# Problem requirements:
Reproduce every entry exactly, without alteration.

+-------+

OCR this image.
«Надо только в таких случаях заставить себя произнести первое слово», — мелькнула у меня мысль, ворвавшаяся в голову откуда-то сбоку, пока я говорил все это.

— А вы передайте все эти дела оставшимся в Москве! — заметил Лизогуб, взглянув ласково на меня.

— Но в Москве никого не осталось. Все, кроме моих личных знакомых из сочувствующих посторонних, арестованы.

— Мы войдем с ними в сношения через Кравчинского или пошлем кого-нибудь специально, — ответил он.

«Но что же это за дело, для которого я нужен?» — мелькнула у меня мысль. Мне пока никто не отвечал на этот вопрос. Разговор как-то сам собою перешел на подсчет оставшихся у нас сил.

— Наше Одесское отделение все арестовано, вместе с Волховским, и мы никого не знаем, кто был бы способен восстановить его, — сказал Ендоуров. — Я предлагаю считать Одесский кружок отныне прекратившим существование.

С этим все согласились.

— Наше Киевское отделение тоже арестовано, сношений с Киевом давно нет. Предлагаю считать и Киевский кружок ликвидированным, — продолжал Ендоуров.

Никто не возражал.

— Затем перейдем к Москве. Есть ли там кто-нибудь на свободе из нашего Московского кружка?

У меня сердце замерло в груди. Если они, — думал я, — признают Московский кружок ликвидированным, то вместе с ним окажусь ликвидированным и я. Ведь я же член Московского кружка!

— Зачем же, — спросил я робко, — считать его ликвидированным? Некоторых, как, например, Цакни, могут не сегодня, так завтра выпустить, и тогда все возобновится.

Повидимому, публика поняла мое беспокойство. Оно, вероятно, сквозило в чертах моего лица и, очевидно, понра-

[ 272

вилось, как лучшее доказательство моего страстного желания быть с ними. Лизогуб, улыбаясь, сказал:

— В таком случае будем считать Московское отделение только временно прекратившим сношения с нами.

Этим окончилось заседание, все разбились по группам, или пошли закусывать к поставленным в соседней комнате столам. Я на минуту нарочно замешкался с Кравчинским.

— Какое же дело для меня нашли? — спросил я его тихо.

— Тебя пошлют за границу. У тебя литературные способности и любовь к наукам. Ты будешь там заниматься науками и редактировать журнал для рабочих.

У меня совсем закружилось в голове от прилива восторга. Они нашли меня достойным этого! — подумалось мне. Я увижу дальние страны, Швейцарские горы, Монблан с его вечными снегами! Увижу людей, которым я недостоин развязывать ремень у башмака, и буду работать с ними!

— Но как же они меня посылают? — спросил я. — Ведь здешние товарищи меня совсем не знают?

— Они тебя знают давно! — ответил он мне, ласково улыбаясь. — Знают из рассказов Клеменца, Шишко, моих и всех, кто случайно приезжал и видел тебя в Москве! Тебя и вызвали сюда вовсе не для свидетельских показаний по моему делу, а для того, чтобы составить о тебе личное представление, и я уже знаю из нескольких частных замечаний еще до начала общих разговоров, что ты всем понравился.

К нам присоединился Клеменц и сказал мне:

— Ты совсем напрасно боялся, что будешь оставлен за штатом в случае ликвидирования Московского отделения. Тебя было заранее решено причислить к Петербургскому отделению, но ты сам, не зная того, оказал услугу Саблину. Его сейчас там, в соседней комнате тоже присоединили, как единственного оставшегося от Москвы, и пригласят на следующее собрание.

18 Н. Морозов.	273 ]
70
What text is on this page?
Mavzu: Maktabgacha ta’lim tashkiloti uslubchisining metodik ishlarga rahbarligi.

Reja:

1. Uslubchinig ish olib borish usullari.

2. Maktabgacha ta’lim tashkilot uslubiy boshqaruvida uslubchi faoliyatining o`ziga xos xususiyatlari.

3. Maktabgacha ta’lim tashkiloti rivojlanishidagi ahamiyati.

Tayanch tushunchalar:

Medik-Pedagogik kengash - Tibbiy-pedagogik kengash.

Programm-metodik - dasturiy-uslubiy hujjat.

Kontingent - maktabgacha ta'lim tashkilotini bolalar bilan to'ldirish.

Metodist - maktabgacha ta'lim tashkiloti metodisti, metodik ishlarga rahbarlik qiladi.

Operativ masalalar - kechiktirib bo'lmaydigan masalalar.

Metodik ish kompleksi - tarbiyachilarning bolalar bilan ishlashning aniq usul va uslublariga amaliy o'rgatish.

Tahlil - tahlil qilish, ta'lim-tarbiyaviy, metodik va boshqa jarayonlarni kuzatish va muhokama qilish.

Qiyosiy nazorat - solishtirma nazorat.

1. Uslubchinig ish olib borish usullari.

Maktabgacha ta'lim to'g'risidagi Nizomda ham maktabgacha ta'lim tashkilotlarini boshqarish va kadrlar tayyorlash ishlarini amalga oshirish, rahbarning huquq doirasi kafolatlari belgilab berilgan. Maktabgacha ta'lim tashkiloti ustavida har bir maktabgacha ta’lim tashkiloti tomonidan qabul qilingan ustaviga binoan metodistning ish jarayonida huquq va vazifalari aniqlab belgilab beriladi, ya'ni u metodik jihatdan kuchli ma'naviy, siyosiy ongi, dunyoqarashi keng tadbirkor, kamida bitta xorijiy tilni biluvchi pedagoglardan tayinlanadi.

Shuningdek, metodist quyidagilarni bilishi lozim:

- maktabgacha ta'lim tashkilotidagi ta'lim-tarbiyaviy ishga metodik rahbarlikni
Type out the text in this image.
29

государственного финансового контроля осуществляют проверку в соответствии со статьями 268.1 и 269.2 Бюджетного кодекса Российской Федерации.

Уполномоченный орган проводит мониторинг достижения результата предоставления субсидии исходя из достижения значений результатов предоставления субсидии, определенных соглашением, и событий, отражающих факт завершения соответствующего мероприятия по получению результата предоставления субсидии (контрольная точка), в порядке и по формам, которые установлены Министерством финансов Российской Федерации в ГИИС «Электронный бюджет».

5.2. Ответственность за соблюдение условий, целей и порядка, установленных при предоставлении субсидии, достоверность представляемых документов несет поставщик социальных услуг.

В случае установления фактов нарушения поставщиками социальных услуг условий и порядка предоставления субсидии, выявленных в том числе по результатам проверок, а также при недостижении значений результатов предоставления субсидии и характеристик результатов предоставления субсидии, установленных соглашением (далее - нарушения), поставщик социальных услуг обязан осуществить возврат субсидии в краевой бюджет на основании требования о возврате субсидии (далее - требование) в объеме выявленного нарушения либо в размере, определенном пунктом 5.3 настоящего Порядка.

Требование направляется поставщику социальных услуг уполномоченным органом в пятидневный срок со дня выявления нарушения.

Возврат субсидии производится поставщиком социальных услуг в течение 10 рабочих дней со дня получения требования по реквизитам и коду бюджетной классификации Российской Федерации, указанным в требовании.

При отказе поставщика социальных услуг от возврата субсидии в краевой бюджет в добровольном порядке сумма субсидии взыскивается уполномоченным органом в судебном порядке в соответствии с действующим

+-------+

# Worked answer:
OCR this image.
«Надо только в таких случаях заставить себя произнести первое слово», — мелькнула у меня мысль, ворвавшаяся в голову откуда-то сбоку, пока я говорил все это.

— А вы передайте все эти дела оставшимся в Москве! — заметил Лизогуб, взглянув ласково на меня.

— Но в Москве никого не осталось. Все, кроме моих личных знакомых из сочувствующих посторонних, арестованы.

— Мы войдем с ними в сношения через Кравчинского или пошлем кого-нибудь специально, — ответил он.

«Но что же это за дело, для которого я нужен?» — мелькнула у меня мысль. Мне пока никто не отвечал на этот вопрос. Разговор как-то сам собою перешел на подсчет оставшихся у нас сил.

— Наше Одесское отделение все арестовано, вместе с Волховским, и мы никого не знаем, кто был бы способен восстановить его, — сказал Ендоуров. — Я предлагаю считать Одесский кружок отныне прекратившим существование.

С этим все согласились.

— Наше Киевское отделение тоже арестовано, сношений с Киевом давно нет. Предлагаю считать и Киевский кружок ликвидированным, — продолжал Ендоуров.

Никто не возражал.

— Затем перейдем к Москве. Есть ли там кто-нибудь на свободе из нашего Московского кружка?

У меня сердце замерло в груди. Если они, — думал я, — признают Московский кружок ликвидированным, то вместе с ним окажусь ликвидированным и я. Ведь я же член Московского кружка!

— Зачем же, — спросил я робко, — считать его ликвидированным? Некоторых, как, например, Цакни, могут не сегодня, так завтра выпустить, и тогда все возобновится.

Повидимому, публика поняла мое беспокойство. Оно, вероятно, сквозило в чертах моего лица и, очевидно, понра-

[ 272

вилось, как лучшее доказательство моего страстного желания быть с ними. Лизогуб, улыбаясь, сказал:

— В таком случае будем считать Московское отделение только временно прекратившим сношения с нами.

Этим окончилось заседание, все разбились по группам, или пошли закусывать к поставленным в соседней комнате столам. Я на минуту нарочно замешкался с Кравчинским.

— Какое же дело для меня нашли? — спросил я его тихо.

— Тебя пошлют за границу. У тебя литературные способности и любовь к наукам. Ты будешь там заниматься науками и редактировать журнал для рабочих.

У меня совсем закружилось в голове от прилива восторга. Они нашли меня достойным этого! — подумалось мне. Я увижу дальние страны, Швейцарские горы, Монблан с его вечными снегами! Увижу людей, которым я недостоин развязывать ремень у башмака, и буду работать с ними!

— Но как же они меня посылают? — спросил я. — Ведь здешние товарищи меня совсем не знают?

— Они тебя знают давно! — ответил он мне, ласково улыбаясь. — Знают из рассказов Клеменца, Шишко, моих и всех, кто случайно приезжал и видел тебя в Москве! Тебя и вызвали сюда вовсе не для свидетельских показаний по моему делу, а для того, чтобы составить о тебе личное представление, и я уже знаю из нескольких частных замечаний еще до начала общих разговоров, что ты всем понравился.

К нам присоединился Клеменц и сказал мне:

— Ты совсем напрасно боялся, что будешь оставлен за штатом в случае ликвидирования Московского отделения. Тебя было заранее решено причислить к Петербургскому отделению, но ты сам, не зная того, оказал услугу Саблину. Его сейчас там, в соседней комнате тоже присоединили, как единственного оставшегося от Москвы, и пригласят на следующее собрание.

18 Н. Морозов.	273 ]
70
What text is on this page?
Mavzu: Maktabgacha ta’lim tashkiloti uslubchisining metodik ishlarga rahbarligi.

Reja:

1. Uslubchinig ish olib borish usullari.

2. Maktabgacha ta’lim tashkilot uslubiy boshqaruvida uslubchi faoliyatining o`ziga xos xususiyatlari.

3. Maktabgacha ta’lim tashkiloti rivojlanishidagi ahamiyati.

Tayanch tushunchalar:

Medik-Pedagogik kengash - Tibbiy-pedagogik kengash.

Programm-metodik - dasturiy-uslubiy hujjat.

Kontingent - maktabgacha ta'lim tashkilotini bolalar bilan to'ldirish.

Metodist - maktabgacha ta'lim tashkiloti metodisti, metodik ishlarga rahbarlik qiladi.

Operativ masalalar - kechiktirib bo'lmaydigan masalalar.

Metodik ish kompleksi - tarbiyachilarning bolalar bilan ishlashning aniq usul va uslublariga amaliy o'rgatish.

Tahlil - tahlil qilish, ta'lim-tarbiyaviy, metodik va boshqa jarayonlarni kuzatish va muhokama qilish.

Qiyosiy nazorat - solishtirma nazorat.

1. Uslubchinig ish olib borish usullari.

Maktabgacha ta'lim to'g'risidagi Nizomda ham maktabgacha ta'lim tashkilotlarini boshqarish va kadrlar tayyorlash ishlarini amalga oshirish, rahbarning huquq doirasi kafolatlari belgilab berilgan. Maktabgacha ta'lim tashkiloti ustavida har bir maktabgacha ta’lim tashkiloti tomonidan qabul qilingan ustaviga binoan metodistning ish jarayonida huquq va vazifalari aniqlab belgilab beriladi, ya'ni u metodik jihatdan kuchli ma'naviy, siyosiy ongi, dunyoqarashi keng tadbirkor, kamida bitta xorijiy tilni biluvchi pedagoglardan tayinlanadi.

Shuningdek, metodist quyidagilarni bilishi lozim:

- maktabgacha ta'lim tashkilotidagi ta'lim-tarbiyaviy ishga metodik rahbarlikni
Type out the text in this image.
29

государственного финансового контроля осуществляют проверку в соответствии со статьями 268.1 и 269.2 Бюджетного кодекса Российской Федерации.

Уполномоченный орган проводит мониторинг достижения результата предоставления субсидии исходя из достижения значений результатов предоставления субсидии, определенных соглашением, и событий, отражающих факт завершения соответствующего мероприятия по получению результата предоставления субсидии (контрольная точка), в порядке и по формам, которые установлены Министерством финансов Российской Федерации в ГИИС «Электронный бюджет».

5.2. Ответственность за соблюдение условий, целей и порядка, установленных при предоставлении субсидии, достоверность представляемых документов несет поставщик социальных услуг.

В случае установления фактов нарушения поставщиками социальных услуг условий и порядка предоставления субсидии, выявленных в том числе по результатам проверок, а также при недостижении значений результатов предоставления субсидии и характеристик результатов предоставления субсидии, установленных соглашением (далее - нарушения), поставщик социальных услуг обязан осуществить возврат субсидии в краевой бюджет на основании требования о возврате субсидии (далее - требование) в объеме выявленного нарушения либо в размере, определенном пунктом 5.3 настоящего Порядка.

Требование направляется поставщику социальных услуг уполномоченным органом в пятидневный срок со дня выявления нарушения.

Возврат субсидии производится поставщиком социальных услуг в течение 10 рабочих дней со дня получения требования по реквизитам и коду бюджетной классификации Российской Федерации, указанным в требовании.

При отказе поставщика социальных услуг от возврата субсидии в краевой бюджет в добровольном порядке сумма субсидии взыскивается уполномоченным органом в судебном порядке в соответствии с действующим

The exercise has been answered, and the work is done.